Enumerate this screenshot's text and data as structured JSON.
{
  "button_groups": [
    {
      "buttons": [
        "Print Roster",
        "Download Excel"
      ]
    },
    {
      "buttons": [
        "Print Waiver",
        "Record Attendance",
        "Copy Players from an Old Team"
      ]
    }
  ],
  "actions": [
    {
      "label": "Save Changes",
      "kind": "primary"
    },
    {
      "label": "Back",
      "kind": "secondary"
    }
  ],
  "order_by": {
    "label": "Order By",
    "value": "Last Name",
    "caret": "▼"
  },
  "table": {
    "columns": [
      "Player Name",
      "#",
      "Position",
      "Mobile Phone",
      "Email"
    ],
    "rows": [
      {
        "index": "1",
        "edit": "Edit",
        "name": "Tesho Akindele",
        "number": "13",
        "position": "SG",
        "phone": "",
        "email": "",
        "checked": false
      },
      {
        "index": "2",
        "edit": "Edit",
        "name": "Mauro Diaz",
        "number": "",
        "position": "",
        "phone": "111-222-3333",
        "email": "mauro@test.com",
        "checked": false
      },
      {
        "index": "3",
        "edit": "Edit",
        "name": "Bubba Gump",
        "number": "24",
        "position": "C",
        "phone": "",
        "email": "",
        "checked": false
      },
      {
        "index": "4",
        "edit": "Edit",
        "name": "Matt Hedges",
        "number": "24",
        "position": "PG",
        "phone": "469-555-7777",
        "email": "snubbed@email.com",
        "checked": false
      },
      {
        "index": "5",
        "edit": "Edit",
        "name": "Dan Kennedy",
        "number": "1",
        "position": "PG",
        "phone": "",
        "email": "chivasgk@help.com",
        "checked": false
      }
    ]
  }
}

■ Written instruction ■
In the data above, count the lines where the word "index" appears; reply with the number only.

■ Exercise solution ■
5